[WORK ORDER 1] Reproduce, word for word, the part of the comments on the audiology profession below that opens with the words containing "1. yes, I agree" and closes with "our degree title.".
[WORK ORDER 2] Summarize the comments on the audiology profession below in two sentences.

------ TEXT FOR ANALYSIS

Mike, let’s start a quality movement over that steak and martini that you mentioned!



  1. yes, I agree with the Au.D student above. We have blamed and continue to blame ASHA for what the profession is today. If we can stop looking for employment in ENT clinics and think more of private practice, as well as admit students who are have science background, we will be able to compete with other professions. Other things to consider would be: an entry exam in audiology program(not the GRE), addressing oneself as doctor, clearly not allowing hearing aids rep to address us by our first names, or not limiting the profession to hearing aids sell would certainly help elevate the profession that we all love. Last point to make: I work in a setting where I have the freedom to practice my profession, and gently but firmly requested other employees/professionals to address us by our degree title.

    1. Marshall,

      Couldn’t agree more with your sentiments. I think it’s overdue to think we should have a separate exam for AuD students, rather than GRE. Also, the talk of autonomy is wonderful and necessary, but students today have tremendous levels of debt and unfortunately, it seems most private practice owners don’t want to pay audiologist-level salary and would rather pay less for a HIS and make more money. I work in PP and this is an issue people don’t tend to discuss openly, but how will all these new grads help the profession prosper if they aren’t given a chance and work in and learn how to operate a PP?

------------
------ RECORD SET

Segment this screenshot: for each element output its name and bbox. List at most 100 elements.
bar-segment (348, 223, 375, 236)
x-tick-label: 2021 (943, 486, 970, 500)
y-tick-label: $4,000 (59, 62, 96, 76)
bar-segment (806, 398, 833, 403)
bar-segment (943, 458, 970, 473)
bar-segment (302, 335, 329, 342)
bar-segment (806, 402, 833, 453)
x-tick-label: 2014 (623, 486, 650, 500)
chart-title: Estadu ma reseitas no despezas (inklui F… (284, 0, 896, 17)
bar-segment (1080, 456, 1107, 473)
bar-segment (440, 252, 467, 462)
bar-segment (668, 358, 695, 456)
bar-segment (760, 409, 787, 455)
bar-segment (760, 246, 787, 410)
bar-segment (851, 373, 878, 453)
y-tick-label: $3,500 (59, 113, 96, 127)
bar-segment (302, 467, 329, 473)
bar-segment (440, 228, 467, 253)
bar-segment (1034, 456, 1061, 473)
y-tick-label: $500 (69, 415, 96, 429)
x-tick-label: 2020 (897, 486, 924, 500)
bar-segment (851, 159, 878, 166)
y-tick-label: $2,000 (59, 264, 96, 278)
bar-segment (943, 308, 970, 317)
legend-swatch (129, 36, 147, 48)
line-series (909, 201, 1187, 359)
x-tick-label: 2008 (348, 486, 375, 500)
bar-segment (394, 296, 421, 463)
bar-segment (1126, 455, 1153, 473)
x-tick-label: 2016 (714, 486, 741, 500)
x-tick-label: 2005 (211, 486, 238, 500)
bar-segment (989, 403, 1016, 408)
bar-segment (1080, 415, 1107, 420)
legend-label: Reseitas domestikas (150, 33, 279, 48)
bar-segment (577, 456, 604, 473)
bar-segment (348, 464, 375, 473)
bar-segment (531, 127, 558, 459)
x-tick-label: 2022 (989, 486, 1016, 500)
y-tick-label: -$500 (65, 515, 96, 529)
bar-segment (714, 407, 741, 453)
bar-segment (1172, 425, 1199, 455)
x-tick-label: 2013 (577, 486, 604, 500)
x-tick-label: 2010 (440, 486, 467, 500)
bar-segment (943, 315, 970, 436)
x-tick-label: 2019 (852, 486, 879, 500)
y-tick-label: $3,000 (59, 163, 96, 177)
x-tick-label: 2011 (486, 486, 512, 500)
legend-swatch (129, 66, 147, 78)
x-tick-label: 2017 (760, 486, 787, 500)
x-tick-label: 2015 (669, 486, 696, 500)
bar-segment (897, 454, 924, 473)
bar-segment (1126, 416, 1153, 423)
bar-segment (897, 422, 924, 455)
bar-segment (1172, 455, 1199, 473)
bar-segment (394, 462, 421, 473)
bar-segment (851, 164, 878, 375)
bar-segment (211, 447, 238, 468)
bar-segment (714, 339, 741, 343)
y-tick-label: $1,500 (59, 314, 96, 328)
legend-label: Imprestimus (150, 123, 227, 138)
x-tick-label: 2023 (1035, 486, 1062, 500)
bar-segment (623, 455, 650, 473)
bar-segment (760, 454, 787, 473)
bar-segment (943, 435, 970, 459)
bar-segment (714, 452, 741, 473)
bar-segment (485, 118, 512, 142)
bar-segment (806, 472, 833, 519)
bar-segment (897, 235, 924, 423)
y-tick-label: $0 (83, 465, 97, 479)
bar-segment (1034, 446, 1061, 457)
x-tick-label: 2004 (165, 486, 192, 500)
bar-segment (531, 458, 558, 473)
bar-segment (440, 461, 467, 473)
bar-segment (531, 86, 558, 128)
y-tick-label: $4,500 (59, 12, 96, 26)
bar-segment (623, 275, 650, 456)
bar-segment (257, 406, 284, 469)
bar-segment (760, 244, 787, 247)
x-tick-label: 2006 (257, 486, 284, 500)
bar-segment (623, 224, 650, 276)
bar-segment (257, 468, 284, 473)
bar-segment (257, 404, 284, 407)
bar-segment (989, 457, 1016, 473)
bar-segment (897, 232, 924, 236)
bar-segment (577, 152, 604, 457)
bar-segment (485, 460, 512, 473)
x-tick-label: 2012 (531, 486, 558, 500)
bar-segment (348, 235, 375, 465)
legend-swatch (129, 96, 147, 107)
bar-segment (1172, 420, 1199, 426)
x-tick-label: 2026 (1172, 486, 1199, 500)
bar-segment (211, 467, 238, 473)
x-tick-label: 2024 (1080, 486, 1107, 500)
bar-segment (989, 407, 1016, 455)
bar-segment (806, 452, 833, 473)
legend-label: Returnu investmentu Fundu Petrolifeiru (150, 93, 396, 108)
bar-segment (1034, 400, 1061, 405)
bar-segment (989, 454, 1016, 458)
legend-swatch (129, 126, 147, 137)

------------

[ANSWER SPACE 1]
1. yes, I agree with the Au.D student above. We have blamed and continue to blame ASHA for what the profession is today. If we can stop looking for employment in ENT clinics and think more of private practice, as well as admit students who are have science background, we will be able to compete with other professions. Other things to consider would be: an entry exam in audiology program(not the GRE), addressing oneself as doctor, clearly not allowing hearing aids rep to address us by our first names, or not limiting the profession to hearing aids sell would certainly help elevate the profession that we all love. Last point to make: I work in a setting where I have the freedom to practice my profession, and gently but firmly requested other employees/professionals to address us by our degree title.

[ANSWER SPACE 2] One commenter agrees with an Au.D student and says audiology can compete with other professions if it stops blaming ASHA, looks to private practice rather than ENT clinics, admits students with a science background, uses its own entry exam instead of the GRE, and insists on degree titles rather than being limited to hearing aid sales. A reply supports a separate exam for AuD students but points out that new graduates carry heavy debt while many private practice owners would rather pay an HIS less than an audiologist, and it asks how those graduates can help the profession if they never get a chance to work in and learn to run a private practice.